-- BEGIN Recorded data --

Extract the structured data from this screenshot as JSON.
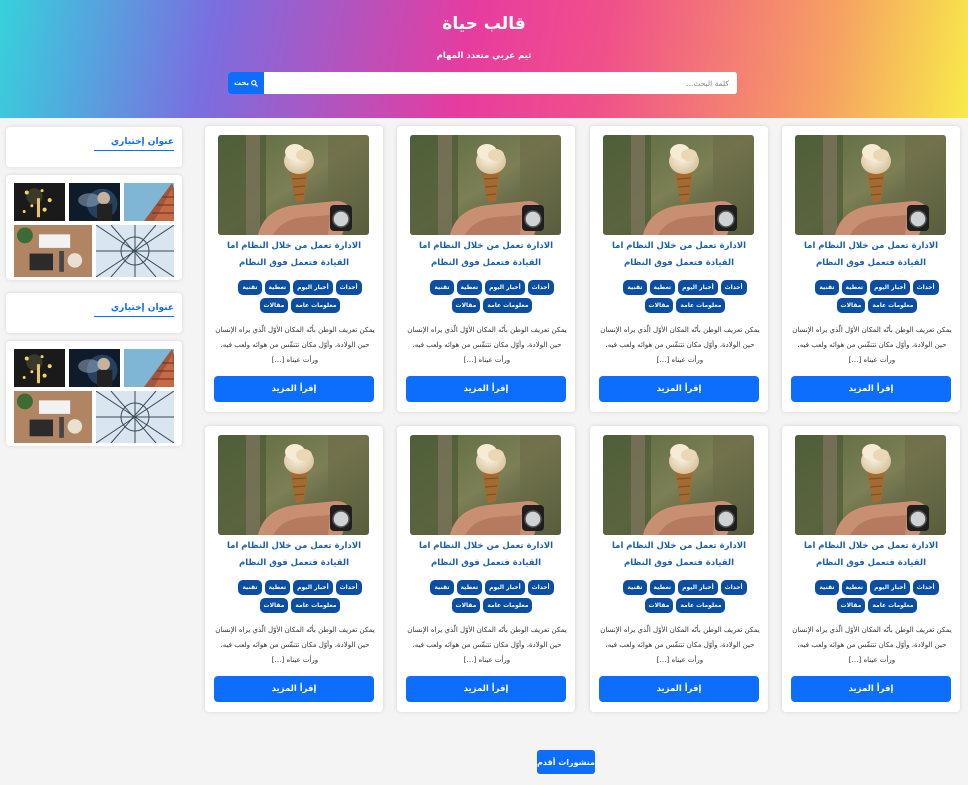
{
  "header": {
    "title": "قالب حياة",
    "description": "ثيم عربي متعدد المهام"
  },
  "search": {
    "placeholder": "كلمة البحث...",
    "button_label": "بحث",
    "button_icon": "search-icon"
  },
  "sidebar": {
    "widgets": [
      {
        "title": "عنوان إختياري"
      },
      {
        "gallery": [
          "sparklers",
          "man-in-smoke",
          "skyscraper",
          "desk-flatlay",
          "glass-roof"
        ]
      },
      {
        "title": "عنوان إختياري"
      },
      {
        "gallery": [
          "sparklers",
          "man-in-smoke",
          "skyscraper",
          "desk-flatlay",
          "glass-roof"
        ]
      }
    ]
  },
  "posts": [
    {
      "title": "الادارة تعمل من خلال النظام اما القيادة فتعمل فوق النظام",
      "tags": [
        "أحداث",
        "أخبار اليوم",
        "تغطية",
        "تقنية",
        "معلومات عامة",
        "مقالات"
      ],
      "excerpt": "يمكن تعريف الوطن بأنّه المكان الأوّل الّذي يراه الإنسان حين الولادة، وأوّل مكان تتنفّس من هوائه ولعب فيه، ورأت عيناه […]",
      "button": "إقرأ المزيد"
    },
    {
      "title": "الادارة تعمل من خلال النظام اما القيادة فتعمل فوق النظام",
      "tags": [
        "أحداث",
        "أخبار اليوم",
        "تغطية",
        "تقنية",
        "معلومات عامة",
        "مقالات"
      ],
      "excerpt": "يمكن تعريف الوطن بأنّه المكان الأوّل الّذي يراه الإنسان حين الولادة، وأوّل مكان تتنفّس من هوائه ولعب فيه، ورأت عيناه […]",
      "button": "إقرأ المزيد"
    },
    {
      "title": "الادارة تعمل من خلال النظام اما القيادة فتعمل فوق النظام",
      "tags": [
        "أحداث",
        "أخبار اليوم",
        "تغطية",
        "تقنية",
        "معلومات عامة",
        "مقالات"
      ],
      "excerpt": "يمكن تعريف الوطن بأنّه المكان الأوّل الّذي يراه الإنسان حين الولادة، وأوّل مكان تتنفّس من هوائه ولعب فيه، ورأت عيناه […]",
      "button": "إقرأ المزيد"
    },
    {
      "title": "الادارة تعمل من خلال النظام اما القيادة فتعمل فوق النظام",
      "tags": [
        "أحداث",
        "أخبار اليوم",
        "تغطية",
        "تقنية",
        "معلومات عامة",
        "مقالات"
      ],
      "excerpt": "يمكن تعريف الوطن بأنّه المكان الأوّل الّذي يراه الإنسان حين الولادة، وأوّل مكان تتنفّس من هوائه ولعب فيه، ورأت عيناه […]",
      "button": "إقرأ المزيد"
    },
    {
      "title": "الادارة تعمل من خلال النظام اما القيادة فتعمل فوق النظام",
      "tags": [
        "أحداث",
        "أخبار اليوم",
        "تغطية",
        "تقنية",
        "معلومات عامة",
        "مقالات"
      ],
      "excerpt": "يمكن تعريف الوطن بأنّه المكان الأوّل الّذي يراه الإنسان حين الولادة، وأوّل مكان تتنفّس من هوائه ولعب فيه، ورأت عيناه […]",
      "button": "إقرأ المزيد"
    },
    {
      "title": "الادارة تعمل من خلال النظام اما القيادة فتعمل فوق النظام",
      "tags": [
        "أحداث",
        "أخبار اليوم",
        "تغطية",
        "تقنية",
        "معلومات عامة",
        "مقالات"
      ],
      "excerpt": "يمكن تعريف الوطن بأنّه المكان الأوّل الّذي يراه الإنسان حين الولادة، وأوّل مكان تتنفّس من هوائه ولعب فيه، ورأت عيناه […]",
      "button": "إقرأ المزيد"
    },
    {
      "title": "الادارة تعمل من خلال النظام اما القيادة فتعمل فوق النظام",
      "tags": [
        "أحداث",
        "أخبار اليوم",
        "تغطية",
        "تقنية",
        "معلومات عامة",
        "مقالات"
      ],
      "excerpt": "يمكن تعريف الوطن بأنّه المكان الأوّل الّذي يراه الإنسان حين الولادة، وأوّل مكان تتنفّس من هوائه ولعب فيه، ورأت عيناه […]",
      "button": "إقرأ المزيد"
    },
    {
      "title": "الادارة تعمل من خلال النظام اما القيادة فتعمل فوق النظام",
      "tags": [
        "أحداث",
        "أخبار اليوم",
        "تغطية",
        "تقنية",
        "معلومات عامة",
        "مقالات"
      ],
      "excerpt": "يمكن تعريف الوطن بأنّه المكان الأوّل الّذي يراه الإنسان حين الولادة، وأوّل مكان تتنفّس من هوائه ولعب فيه، ورأت عيناه […]",
      "button": "إقرأ المزيد"
    }
  ],
  "post_image": "ice-cream-cone-in-hand",
  "pagination": {
    "older_label": "منشورات أقدم"
  },
  "colors": {
    "accent": "#0d6efd",
    "tag": "#0b4ea2",
    "title": "#1a5fb4"
  }
}
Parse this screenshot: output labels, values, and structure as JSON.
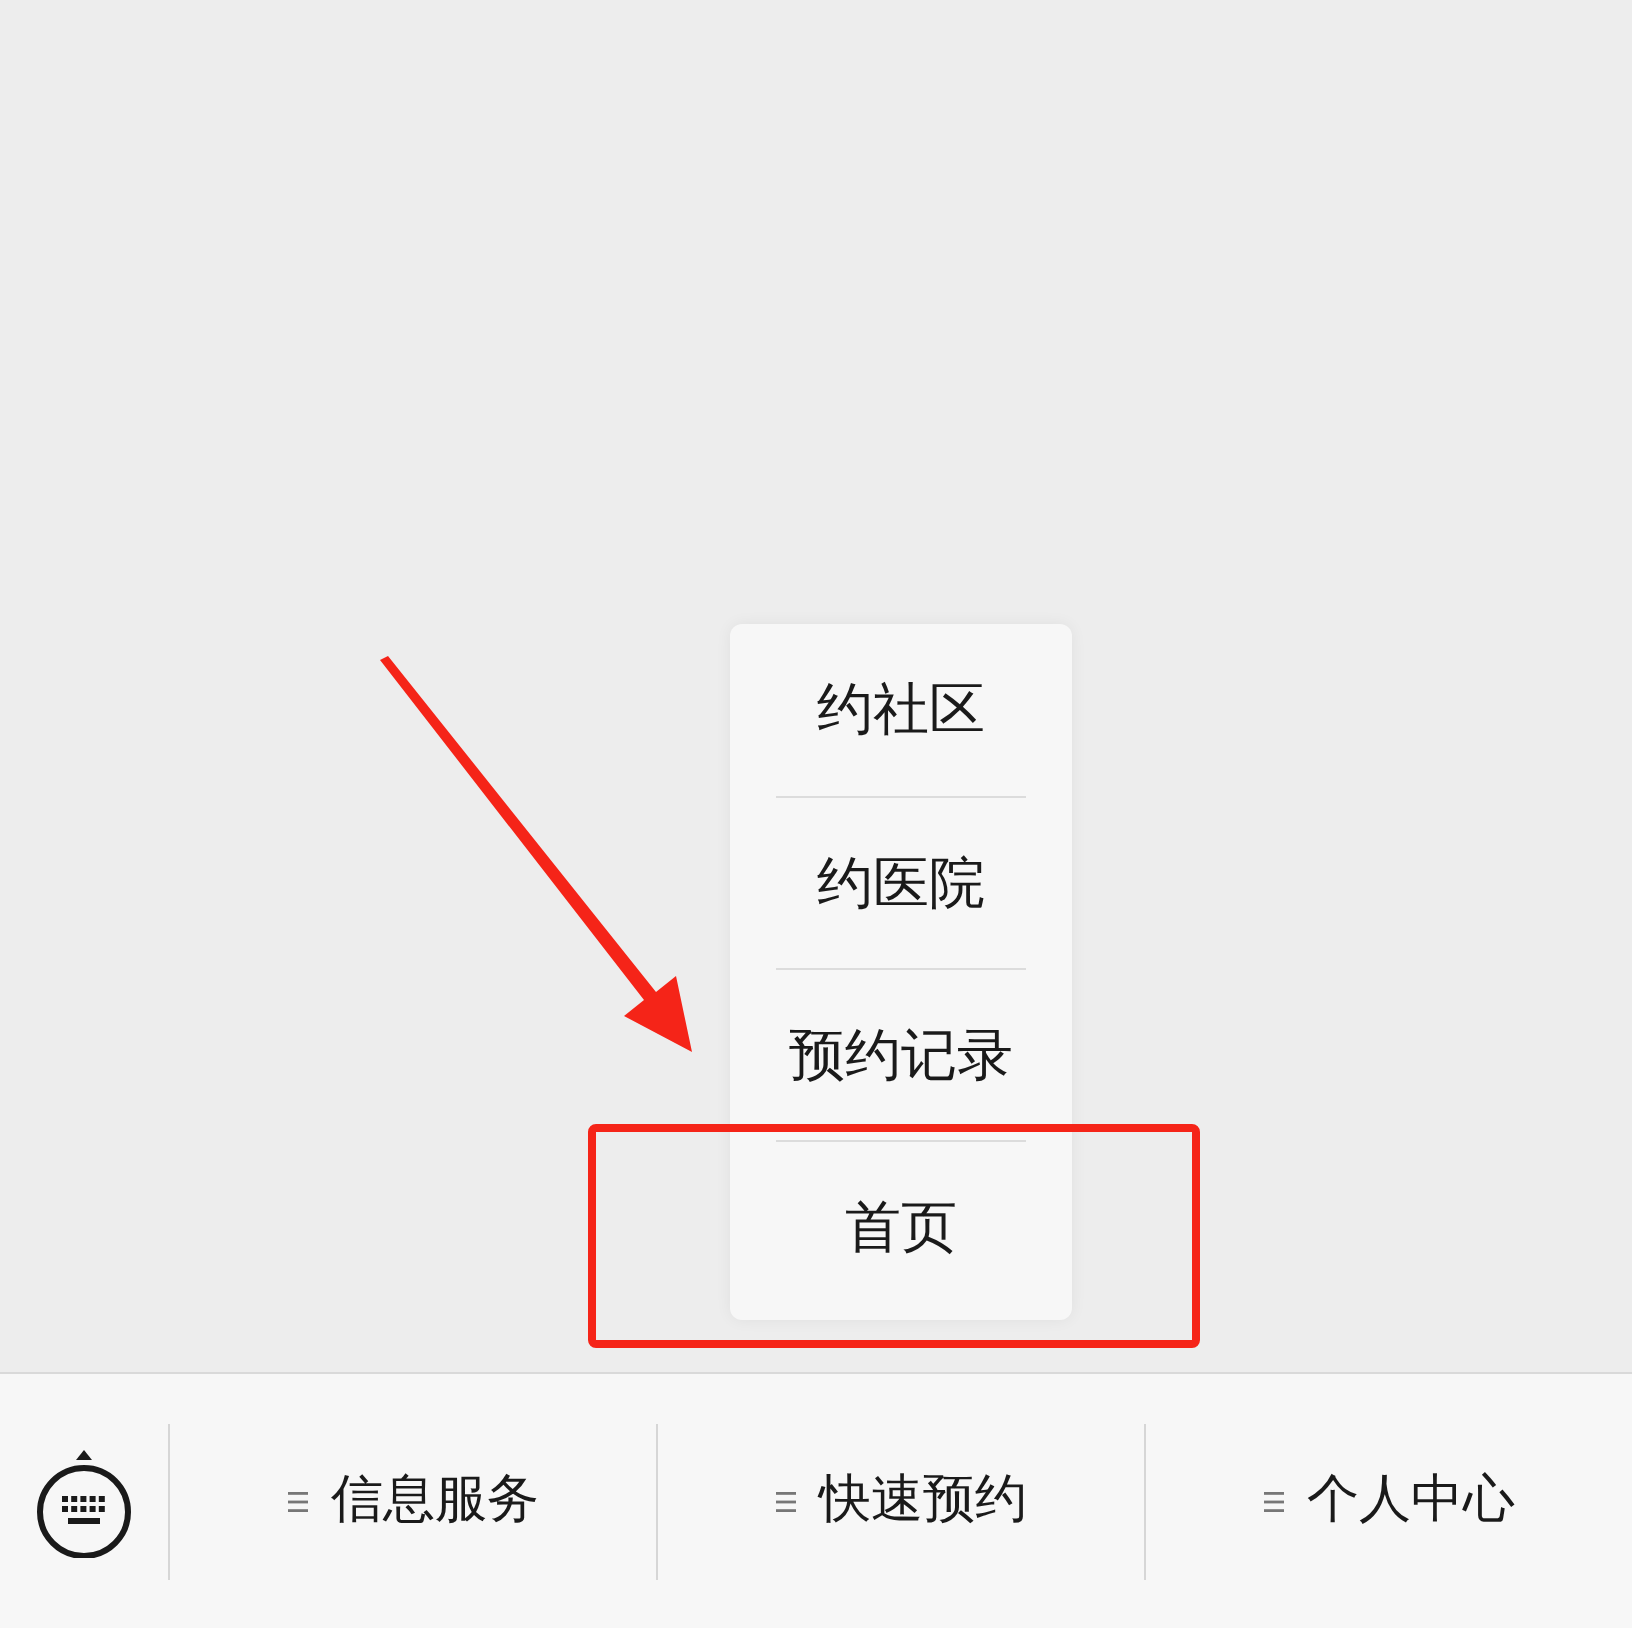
{
  "submenu": {
    "items": [
      {
        "label": "约社区"
      },
      {
        "label": "约医院"
      },
      {
        "label": "预约记录"
      },
      {
        "label": "首页"
      }
    ]
  },
  "menu_bar": {
    "tabs": [
      {
        "label": "信息服务"
      },
      {
        "label": "快速预约"
      },
      {
        "label": "个人中心"
      }
    ]
  }
}
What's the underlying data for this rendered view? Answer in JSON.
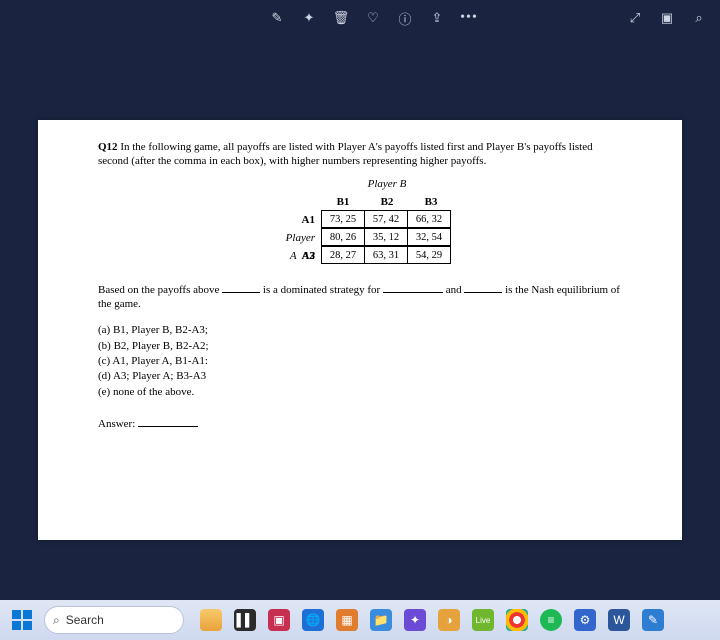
{
  "top": {
    "icon_annotate": "✎",
    "icon_sparkle": "✦",
    "icon_trash": "🗑",
    "icon_heart": "♡",
    "icon_info": "ⓘ",
    "icon_share": "⇪",
    "icon_more": "•••",
    "icon_expand": "⤢",
    "icon_slideshow": "▣",
    "icon_zoom": "⌕"
  },
  "question": {
    "label": "Q12",
    "prompt": " In the following game, all payoffs are listed with Player A's payoffs listed first and Player B's payoffs listed second (after the comma in each box), with higher numbers representing higher payoffs.",
    "player_b": "Player B",
    "player_a": "Player A",
    "cols": {
      "b1": "B1",
      "b2": "B2",
      "b3": "B3"
    },
    "rows": {
      "a1": "A1",
      "a2": "A2",
      "a3": "A3"
    },
    "cells": {
      "a1b1": "73, 25",
      "a1b2": "57, 42",
      "a1b3": "66, 32",
      "a2b1": "80, 26",
      "a2b2": "35, 12",
      "a2b3": "32, 54",
      "a3b1": "28, 27",
      "a3b2": "63, 31",
      "a3b3": "54, 29"
    },
    "fill_parts": {
      "p1": "Based on the payoffs above ",
      "p2": " is a dominated strategy for ",
      "p3": " and ",
      "p4": " is the Nash equilibrium of the game."
    },
    "options": {
      "a": "(a) B1, Player B, B2-A3;",
      "b": "(b) B2, Player B, B2-A2;",
      "c": "(c) A1, Player A, B1-A1:",
      "d": "(d) A3; Player A; B3-A3",
      "e": "(e) none of the above."
    },
    "answer_label": "Answer: "
  },
  "taskbar": {
    "search_placeholder": "Search",
    "live": "Live"
  }
}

-- END Recorded data --

Challenge: Set out every line from the material that contains the string "Player".

Problem solution:
    "prompt": " In the following game, all payoffs are listed with Player A's payoffs listed first and Player B's payoffs listed second (after the comma in each box), with higher numbers representing higher payoffs.",
    "player_b": "Player B",
    "player_a": "Player A",
      "a": "(a) B1, Player B, B2-A3;",
      "b": "(b) B2, Player B, B2-A2;",
      "c": "(c) A1, Player A, B1-A1:",
      "d": "(d) A3; Player A; B3-A3",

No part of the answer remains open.